◆ Records shown ◆
..............................

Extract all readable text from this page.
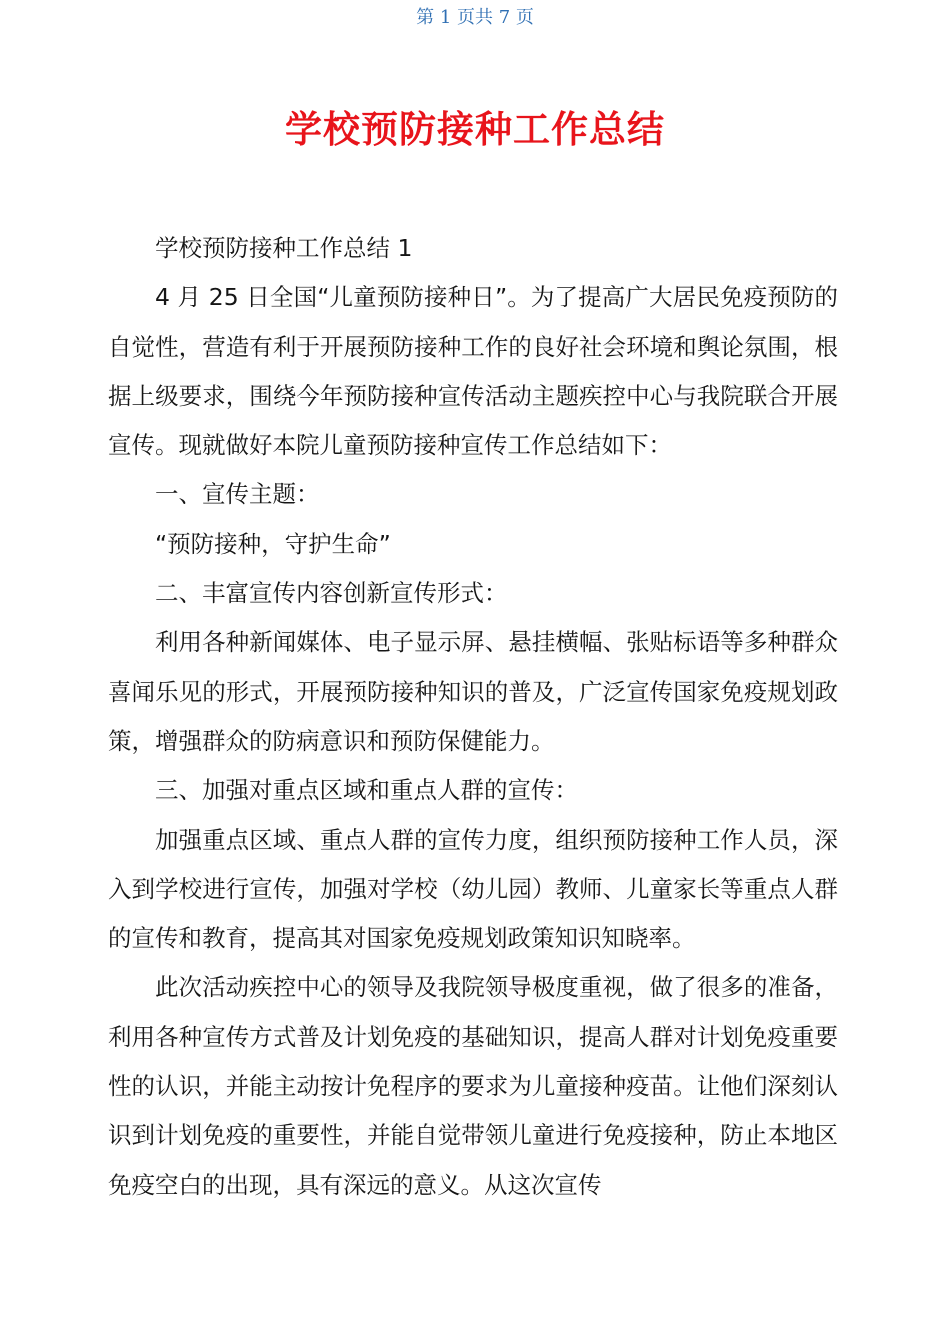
第 1 页共 7 页
学校预防接种工作总结

学校预防接种工作总结 1

4 月 25 日全国“儿童预防接种日”。为了提高广大居民免疫预防的自觉性，营造有利于开展预防接种工作的良好社会环境和舆论氛围，根据上级要求，围绕今年预防接种宣传活动主题疾控中心与我院联合开展宣传。现就做好本院儿童预防接种宣传工作总结如下：

一、宣传主题：

“预防接种，守护生命”

二、丰富宣传内容创新宣传形式：

利用各种新闻媒体、电子显示屏、悬挂横幅、张贴标语等多种群众喜闻乐见的形式，开展预防接种知识的普及，广泛宣传国家免疫规划政策，增强群众的防病意识和预防保健能力。

三、加强对重点区域和重点人群的宣传：

加强重点区域、重点人群的宣传力度，组织预防接种工作人员，深入到学校进行宣传，加强对学校（幼儿园）教师、儿童家长等重点人群的宣传和教育，提高其对国家免疫规划政策知识知晓率。

此次活动疾控中心的领导及我院领导极度重视，做了很多的准备，利用各种宣传方式普及计划免疫的基础知识，提高人群对计划免疫重要性的认识，并能主动按计免程序的要求为儿童接种疫苗。让他们深刻认识到计划免疫的重要性，并能自觉带领儿童进行免疫接种，防止本地区免疫空白的出现，具有深远的意义。从这次宣传
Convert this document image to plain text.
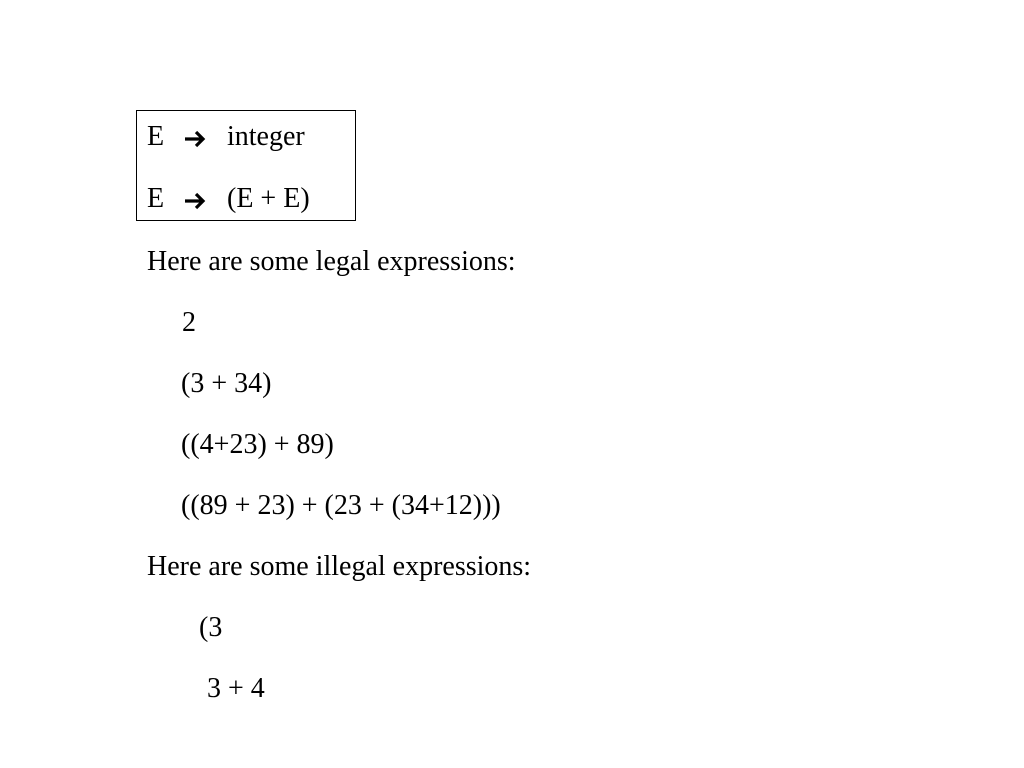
E integer
E (E + E)
Here are some legal expressions:
2
(3 + 34)
((4+23) + 89)
((89 + 23) + (23 + (34+12)))
Here are some illegal expressions:
(3
3 + 4
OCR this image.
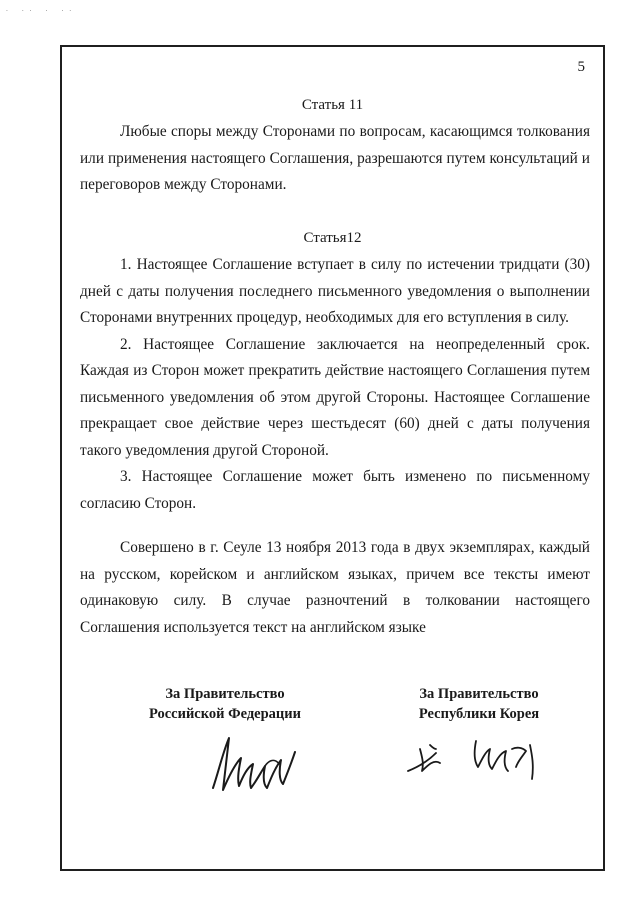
· ·· · ··
5
Статья 11

Любые споры между Сторонами по вопросам, касающимся толкования или применения настоящего Соглашения, разрешаются путем консультаций и переговоров между Сторонами.

Статья12

1. Настоящее Соглашение вступает в силу по истечении тридцати (30) дней с даты получения последнего письменного уведомления о выполнении Сторонами внутренних процедур, необходимых для его вступления в силу.

2. Настоящее Соглашение заключается на неопределенный срок. Каждая из Сторон может прекратить действие настоящего Соглашения путем письменного уведомления об этом другой Стороны. Настоящее Соглашение прекращает свое действие через шестьдесят (60) дней с даты получения такого уведомления другой Стороной.

3. Настоящее Соглашение может быть изменено по письменному согласию Сторон.

Совершено в г. Сеуле 13 ноября 2013 года в двух экземплярах, каждый на русском, корейском и английском языках, причем все тексты имеют одинаковую силу. В случае разночтений в толковании настоящего Соглашения используется текст на английском языке

За Правительство
Российской Федерации
За Правительство
Республики Корея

..............................

◆ What is needed ◆
Copy only this, please: the line with "OCR this image." and every line after it through the end of the data, with no pictures.

◆ Solution ◆
OCR this image.
· ·· · ··
5
Статья 11

Любые споры между Сторонами по вопросам, касающимся толкования или применения настоящего Соглашения, разрешаются путем консультаций и переговоров между Сторонами.

Статья12

1. Настоящее Соглашение вступает в силу по истечении тридцати (30) дней с даты получения последнего письменного уведомления о выполнении Сторонами внутренних процедур, необходимых для его вступления в силу.

2. Настоящее Соглашение заключается на неопределенный срок. Каждая из Сторон может прекратить действие настоящего Соглашения путем письменного уведомления об этом другой Стороны. Настоящее Соглашение прекращает свое действие через шестьдесят (60) дней с даты получения такого уведомления другой Стороной.

3. Настоящее Соглашение может быть изменено по письменному согласию Сторон.

Совершено в г. Сеуле 13 ноября 2013 года в двух экземплярах, каждый на русском, корейском и английском языках, причем все тексты имеют одинаковую силу. В случае разночтений в толковании настоящего Соглашения используется текст на английском языке

За Правительство
Российской Федерации
За Правительство
Республики Корея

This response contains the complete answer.